_Input data_
++++++++++++++++++++

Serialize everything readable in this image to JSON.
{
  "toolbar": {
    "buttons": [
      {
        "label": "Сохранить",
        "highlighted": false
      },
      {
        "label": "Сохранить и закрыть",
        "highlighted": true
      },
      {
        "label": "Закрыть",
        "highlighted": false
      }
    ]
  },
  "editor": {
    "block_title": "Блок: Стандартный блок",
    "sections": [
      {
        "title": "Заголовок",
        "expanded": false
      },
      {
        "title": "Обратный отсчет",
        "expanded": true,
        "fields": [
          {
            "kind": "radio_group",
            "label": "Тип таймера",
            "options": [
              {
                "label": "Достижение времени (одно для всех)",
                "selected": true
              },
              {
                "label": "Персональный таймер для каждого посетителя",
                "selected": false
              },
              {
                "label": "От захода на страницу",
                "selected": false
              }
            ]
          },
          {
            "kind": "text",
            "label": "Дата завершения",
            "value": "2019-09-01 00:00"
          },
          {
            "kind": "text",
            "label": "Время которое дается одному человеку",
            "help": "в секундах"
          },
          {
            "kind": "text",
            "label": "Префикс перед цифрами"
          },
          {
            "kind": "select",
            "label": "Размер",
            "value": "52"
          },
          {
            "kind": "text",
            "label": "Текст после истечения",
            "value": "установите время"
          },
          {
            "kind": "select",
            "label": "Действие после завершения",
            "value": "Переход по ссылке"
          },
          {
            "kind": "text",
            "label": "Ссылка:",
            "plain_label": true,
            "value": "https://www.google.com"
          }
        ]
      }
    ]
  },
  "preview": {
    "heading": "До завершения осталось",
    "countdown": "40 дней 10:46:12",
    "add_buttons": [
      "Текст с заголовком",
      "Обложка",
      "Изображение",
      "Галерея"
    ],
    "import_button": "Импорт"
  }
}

++++++++++++++++++++

_Given problem_
Pull out all lines containing "true".

_Solution to the problem_
        "highlighted": true
        "expanded": true,
                "selected": true
            "plain_label": true,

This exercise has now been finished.